**Data provided**.
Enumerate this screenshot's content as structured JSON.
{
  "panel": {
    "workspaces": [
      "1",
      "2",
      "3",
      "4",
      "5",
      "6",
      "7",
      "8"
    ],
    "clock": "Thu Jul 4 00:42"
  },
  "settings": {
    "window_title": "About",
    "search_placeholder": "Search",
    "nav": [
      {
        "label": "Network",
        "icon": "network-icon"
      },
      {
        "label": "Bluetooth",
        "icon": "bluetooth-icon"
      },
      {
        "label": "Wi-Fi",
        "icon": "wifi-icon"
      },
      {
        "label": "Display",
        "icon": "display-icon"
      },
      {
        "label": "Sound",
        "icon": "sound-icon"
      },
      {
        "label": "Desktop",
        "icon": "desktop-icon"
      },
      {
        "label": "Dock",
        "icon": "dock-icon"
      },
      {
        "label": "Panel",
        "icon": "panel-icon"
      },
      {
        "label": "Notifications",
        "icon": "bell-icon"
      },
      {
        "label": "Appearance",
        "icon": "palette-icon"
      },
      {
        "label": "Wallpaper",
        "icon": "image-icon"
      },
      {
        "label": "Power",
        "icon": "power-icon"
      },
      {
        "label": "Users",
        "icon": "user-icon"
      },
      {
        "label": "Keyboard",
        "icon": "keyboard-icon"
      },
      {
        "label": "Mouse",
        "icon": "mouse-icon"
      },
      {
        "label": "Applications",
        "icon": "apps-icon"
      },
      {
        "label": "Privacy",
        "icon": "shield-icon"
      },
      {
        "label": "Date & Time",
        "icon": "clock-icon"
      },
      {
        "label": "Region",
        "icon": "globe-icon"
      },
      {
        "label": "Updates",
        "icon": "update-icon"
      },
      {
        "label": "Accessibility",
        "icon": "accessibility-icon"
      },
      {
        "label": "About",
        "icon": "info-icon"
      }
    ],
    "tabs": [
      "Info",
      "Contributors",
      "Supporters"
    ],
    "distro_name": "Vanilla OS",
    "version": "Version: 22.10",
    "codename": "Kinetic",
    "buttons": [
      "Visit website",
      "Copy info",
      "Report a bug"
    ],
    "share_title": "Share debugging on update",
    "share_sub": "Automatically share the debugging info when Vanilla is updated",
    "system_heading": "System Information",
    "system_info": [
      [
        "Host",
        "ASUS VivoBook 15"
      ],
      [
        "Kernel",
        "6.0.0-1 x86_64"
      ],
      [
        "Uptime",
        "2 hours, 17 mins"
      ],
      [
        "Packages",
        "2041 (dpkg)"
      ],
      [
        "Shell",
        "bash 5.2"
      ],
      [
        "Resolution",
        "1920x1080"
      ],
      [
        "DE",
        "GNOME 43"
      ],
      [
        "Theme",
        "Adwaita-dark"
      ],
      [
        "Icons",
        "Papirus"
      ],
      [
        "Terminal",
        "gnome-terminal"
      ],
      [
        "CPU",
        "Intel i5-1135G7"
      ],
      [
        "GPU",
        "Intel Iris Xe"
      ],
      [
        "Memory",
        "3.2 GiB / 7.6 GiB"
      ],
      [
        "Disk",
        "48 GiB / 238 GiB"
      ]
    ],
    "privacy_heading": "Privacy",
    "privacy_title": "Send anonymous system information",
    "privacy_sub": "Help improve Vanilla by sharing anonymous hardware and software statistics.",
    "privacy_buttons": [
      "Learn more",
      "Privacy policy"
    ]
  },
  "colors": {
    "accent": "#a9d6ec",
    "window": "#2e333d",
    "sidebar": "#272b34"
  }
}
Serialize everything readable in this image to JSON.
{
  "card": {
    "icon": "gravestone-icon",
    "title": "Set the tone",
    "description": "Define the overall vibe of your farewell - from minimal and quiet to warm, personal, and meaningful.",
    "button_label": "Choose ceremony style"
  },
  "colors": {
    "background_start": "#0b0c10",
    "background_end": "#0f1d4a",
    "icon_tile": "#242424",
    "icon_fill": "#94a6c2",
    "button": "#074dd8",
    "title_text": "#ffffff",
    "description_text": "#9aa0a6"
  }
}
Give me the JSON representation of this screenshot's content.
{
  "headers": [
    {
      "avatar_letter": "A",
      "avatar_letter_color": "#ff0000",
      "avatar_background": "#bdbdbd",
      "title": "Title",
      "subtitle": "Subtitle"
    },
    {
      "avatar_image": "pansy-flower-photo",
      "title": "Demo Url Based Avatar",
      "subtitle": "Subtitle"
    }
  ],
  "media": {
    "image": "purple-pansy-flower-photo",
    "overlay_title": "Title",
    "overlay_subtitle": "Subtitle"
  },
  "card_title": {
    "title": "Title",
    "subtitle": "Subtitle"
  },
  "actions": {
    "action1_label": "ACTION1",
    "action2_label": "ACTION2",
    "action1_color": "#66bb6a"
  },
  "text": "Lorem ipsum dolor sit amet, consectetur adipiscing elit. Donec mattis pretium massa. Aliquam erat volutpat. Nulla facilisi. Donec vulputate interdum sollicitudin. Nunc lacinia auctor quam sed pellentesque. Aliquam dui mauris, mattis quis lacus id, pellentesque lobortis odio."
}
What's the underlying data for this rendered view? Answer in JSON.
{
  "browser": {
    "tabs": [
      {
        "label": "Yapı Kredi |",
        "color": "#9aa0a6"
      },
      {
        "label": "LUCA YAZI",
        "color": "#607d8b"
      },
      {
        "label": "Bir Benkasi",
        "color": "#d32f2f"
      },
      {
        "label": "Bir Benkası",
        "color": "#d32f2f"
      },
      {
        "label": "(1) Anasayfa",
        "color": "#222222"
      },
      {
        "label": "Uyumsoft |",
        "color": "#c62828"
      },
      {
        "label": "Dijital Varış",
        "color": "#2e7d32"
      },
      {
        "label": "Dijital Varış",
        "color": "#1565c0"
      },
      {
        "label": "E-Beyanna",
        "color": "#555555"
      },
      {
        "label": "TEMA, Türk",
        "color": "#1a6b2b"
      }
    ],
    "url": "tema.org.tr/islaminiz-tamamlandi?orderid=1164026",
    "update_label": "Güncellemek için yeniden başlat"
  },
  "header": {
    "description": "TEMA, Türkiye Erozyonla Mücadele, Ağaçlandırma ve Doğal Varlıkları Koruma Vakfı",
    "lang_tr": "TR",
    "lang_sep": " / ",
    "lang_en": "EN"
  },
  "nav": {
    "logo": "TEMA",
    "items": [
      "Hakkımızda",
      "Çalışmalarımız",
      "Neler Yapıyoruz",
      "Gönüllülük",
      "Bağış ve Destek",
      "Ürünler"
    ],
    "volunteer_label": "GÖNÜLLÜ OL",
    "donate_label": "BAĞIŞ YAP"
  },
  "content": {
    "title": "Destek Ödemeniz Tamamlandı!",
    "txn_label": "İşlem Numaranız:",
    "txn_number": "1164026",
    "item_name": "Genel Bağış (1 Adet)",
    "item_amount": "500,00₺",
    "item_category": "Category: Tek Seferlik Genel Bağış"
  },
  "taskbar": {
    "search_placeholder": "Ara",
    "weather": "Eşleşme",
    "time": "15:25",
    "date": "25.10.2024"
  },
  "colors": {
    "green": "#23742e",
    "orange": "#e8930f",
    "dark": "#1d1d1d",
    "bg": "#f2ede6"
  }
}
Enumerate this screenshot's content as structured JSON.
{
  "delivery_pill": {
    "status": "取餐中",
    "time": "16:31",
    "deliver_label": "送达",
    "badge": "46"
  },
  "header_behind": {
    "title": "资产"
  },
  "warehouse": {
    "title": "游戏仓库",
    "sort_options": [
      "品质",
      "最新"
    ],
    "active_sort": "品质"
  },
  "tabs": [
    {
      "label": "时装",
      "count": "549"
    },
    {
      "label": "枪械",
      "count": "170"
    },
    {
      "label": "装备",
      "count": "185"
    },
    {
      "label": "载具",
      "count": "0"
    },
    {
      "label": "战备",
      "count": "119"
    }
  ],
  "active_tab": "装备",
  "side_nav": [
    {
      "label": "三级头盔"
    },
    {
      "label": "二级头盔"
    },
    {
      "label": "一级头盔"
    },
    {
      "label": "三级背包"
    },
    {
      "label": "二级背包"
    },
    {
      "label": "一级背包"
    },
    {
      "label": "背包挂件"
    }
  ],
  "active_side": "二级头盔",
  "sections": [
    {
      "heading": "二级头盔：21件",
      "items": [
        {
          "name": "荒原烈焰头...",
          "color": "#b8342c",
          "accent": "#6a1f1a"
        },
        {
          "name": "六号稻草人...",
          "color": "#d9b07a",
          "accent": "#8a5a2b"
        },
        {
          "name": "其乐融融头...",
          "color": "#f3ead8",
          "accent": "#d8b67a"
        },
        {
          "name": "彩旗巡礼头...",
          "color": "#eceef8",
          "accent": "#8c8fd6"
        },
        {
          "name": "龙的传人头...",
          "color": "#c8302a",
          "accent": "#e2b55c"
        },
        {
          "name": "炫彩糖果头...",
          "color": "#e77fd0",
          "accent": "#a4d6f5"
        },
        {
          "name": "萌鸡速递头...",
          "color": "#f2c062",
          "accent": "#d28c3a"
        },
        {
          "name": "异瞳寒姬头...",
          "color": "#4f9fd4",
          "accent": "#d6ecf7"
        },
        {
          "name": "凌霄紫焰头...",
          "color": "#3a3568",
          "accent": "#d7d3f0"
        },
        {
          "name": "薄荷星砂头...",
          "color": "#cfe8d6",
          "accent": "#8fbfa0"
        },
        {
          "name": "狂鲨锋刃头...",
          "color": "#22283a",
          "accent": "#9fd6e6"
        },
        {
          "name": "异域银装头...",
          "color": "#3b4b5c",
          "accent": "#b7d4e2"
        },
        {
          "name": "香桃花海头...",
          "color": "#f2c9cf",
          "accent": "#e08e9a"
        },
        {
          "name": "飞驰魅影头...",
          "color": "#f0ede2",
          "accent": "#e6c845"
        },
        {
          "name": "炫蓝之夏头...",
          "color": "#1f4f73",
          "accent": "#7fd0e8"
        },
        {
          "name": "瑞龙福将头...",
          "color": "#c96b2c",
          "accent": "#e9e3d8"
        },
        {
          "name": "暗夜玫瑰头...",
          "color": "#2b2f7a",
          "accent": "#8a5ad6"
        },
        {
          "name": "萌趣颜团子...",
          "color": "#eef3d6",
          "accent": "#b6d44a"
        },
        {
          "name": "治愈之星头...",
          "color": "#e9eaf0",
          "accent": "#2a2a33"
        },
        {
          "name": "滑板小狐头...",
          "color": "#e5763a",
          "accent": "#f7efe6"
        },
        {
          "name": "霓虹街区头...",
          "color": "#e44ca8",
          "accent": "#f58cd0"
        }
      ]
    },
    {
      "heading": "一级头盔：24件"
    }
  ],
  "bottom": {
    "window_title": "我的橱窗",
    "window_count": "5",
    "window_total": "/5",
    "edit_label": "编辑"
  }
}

**Exercise**. Read through the entries and copy every line that includes "this".

**Right answer**.
Enumerate this screenshot's content as structured JSON.
Serialize everything readable in this image to JSON.
Give me the JSON representation of this screenshot's content.
What's the underlying data for this rendered view? Answer in JSON.
Enumerate this screenshot's content as structured JSON.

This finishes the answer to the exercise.